═════ RECORDS SUPPLIED ═════

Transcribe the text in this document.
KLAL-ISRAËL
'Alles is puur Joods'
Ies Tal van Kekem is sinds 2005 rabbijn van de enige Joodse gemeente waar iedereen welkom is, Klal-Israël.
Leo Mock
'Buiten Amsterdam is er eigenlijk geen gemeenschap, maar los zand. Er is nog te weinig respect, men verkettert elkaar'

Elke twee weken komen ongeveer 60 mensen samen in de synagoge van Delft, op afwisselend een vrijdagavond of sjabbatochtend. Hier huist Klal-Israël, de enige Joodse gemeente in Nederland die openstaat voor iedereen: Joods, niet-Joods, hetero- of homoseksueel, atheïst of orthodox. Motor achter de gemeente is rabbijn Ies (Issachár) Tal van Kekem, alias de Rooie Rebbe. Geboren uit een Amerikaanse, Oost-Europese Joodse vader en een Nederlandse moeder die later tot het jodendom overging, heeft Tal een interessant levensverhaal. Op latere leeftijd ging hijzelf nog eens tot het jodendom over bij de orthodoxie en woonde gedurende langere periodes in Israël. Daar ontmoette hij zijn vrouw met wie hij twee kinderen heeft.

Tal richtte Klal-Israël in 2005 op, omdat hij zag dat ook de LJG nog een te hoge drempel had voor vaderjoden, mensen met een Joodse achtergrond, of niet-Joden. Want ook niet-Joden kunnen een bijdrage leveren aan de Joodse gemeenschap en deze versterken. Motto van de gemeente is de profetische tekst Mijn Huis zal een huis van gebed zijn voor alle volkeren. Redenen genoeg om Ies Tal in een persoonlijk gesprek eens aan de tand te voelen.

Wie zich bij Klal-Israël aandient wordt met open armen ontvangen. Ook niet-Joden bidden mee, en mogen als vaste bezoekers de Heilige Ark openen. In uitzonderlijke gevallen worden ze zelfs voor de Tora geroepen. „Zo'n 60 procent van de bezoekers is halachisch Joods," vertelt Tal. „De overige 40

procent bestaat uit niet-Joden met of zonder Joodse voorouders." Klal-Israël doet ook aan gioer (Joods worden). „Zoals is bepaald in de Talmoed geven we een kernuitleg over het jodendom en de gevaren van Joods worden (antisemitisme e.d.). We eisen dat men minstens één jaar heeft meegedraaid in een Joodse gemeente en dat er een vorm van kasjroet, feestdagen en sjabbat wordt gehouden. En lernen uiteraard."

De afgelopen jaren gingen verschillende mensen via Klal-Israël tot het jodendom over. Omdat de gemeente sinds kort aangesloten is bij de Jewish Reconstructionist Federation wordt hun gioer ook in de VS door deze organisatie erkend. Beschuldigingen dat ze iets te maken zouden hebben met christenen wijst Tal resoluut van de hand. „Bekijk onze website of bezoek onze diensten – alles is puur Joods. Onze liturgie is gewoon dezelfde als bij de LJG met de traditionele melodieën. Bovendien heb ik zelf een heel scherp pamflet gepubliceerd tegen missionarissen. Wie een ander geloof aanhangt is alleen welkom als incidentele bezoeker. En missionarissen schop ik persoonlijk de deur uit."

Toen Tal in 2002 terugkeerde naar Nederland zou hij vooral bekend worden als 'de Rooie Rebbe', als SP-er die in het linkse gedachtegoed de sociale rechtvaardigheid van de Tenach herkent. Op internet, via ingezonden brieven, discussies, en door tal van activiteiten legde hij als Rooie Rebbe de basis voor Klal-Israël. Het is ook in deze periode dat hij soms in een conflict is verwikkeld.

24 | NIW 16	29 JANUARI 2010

═════

AIM OF THE EXERCISE -
Repeat every entry exactly as written above.

FINAL RESULT -
Transcribe the text in this document.
KLAL-ISRAËL
'Alles is puur Joods'
Ies Tal van Kekem is sinds 2005 rabbijn van de enige Joodse gemeente waar iedereen welkom is, Klal-Israël.
Leo Mock
'Buiten Amsterdam is er eigenlijk geen gemeenschap, maar los zand. Er is nog te weinig respect, men verkettert elkaar'

Elke twee weken komen ongeveer 60 mensen samen in de synagoge van Delft, op afwisselend een vrijdagavond of sjabbatochtend. Hier huist Klal-Israël, de enige Joodse gemeente in Nederland die openstaat voor iedereen: Joods, niet-Joods, hetero- of homoseksueel, atheïst of orthodox. Motor achter de gemeente is rabbijn Ies (Issachár) Tal van Kekem, alias de Rooie Rebbe. Geboren uit een Amerikaanse, Oost-Europese Joodse vader en een Nederlandse moeder die later tot het jodendom overging, heeft Tal een interessant levensverhaal. Op latere leeftijd ging hijzelf nog eens tot het jodendom over bij de orthodoxie en woonde gedurende langere periodes in Israël. Daar ontmoette hij zijn vrouw met wie hij twee kinderen heeft.

Tal richtte Klal-Israël in 2005 op, omdat hij zag dat ook de LJG nog een te hoge drempel had voor vaderjoden, mensen met een Joodse achtergrond, of niet-Joden. Want ook niet-Joden kunnen een bijdrage leveren aan de Joodse gemeenschap en deze versterken. Motto van de gemeente is de profetische tekst Mijn Huis zal een huis van gebed zijn voor alle volkeren. Redenen genoeg om Ies Tal in een persoonlijk gesprek eens aan de tand te voelen.

Wie zich bij Klal-Israël aandient wordt met open armen ontvangen. Ook niet-Joden bidden mee, en mogen als vaste bezoekers de Heilige Ark openen. In uitzonderlijke gevallen worden ze zelfs voor de Tora geroepen. „Zo'n 60 procent van de bezoekers is halachisch Joods," vertelt Tal. „De overige 40

procent bestaat uit niet-Joden met of zonder Joodse voorouders." Klal-Israël doet ook aan gioer (Joods worden). „Zoals is bepaald in de Talmoed geven we een kernuitleg over het jodendom en de gevaren van Joods worden (antisemitisme e.d.). We eisen dat men minstens één jaar heeft meegedraaid in een Joodse gemeente en dat er een vorm van kasjroet, feestdagen en sjabbat wordt gehouden. En lernen uiteraard."

De afgelopen jaren gingen verschillende mensen via Klal-Israël tot het jodendom over. Omdat de gemeente sinds kort aangesloten is bij de Jewish Reconstructionist Federation wordt hun gioer ook in de VS door deze organisatie erkend. Beschuldigingen dat ze iets te maken zouden hebben met christenen wijst Tal resoluut van de hand. „Bekijk onze website of bezoek onze diensten – alles is puur Joods. Onze liturgie is gewoon dezelfde als bij de LJG met de traditionele melodieën. Bovendien heb ik zelf een heel scherp pamflet gepubliceerd tegen missionarissen. Wie een ander geloof aanhangt is alleen welkom als incidentele bezoeker. En missionarissen schop ik persoonlijk de deur uit."

Toen Tal in 2002 terugkeerde naar Nederland zou hij vooral bekend worden als 'de Rooie Rebbe', als SP-er die in het linkse gedachtegoed de sociale rechtvaardigheid van de Tenach herkent. Op internet, via ingezonden brieven, discussies, en door tal van activiteiten legde hij als Rooie Rebbe de basis voor Klal-Israël. Het is ook in deze periode dat hij soms in een conflict is verwikkeld.

24 | NIW 16	29 JANUARI 2010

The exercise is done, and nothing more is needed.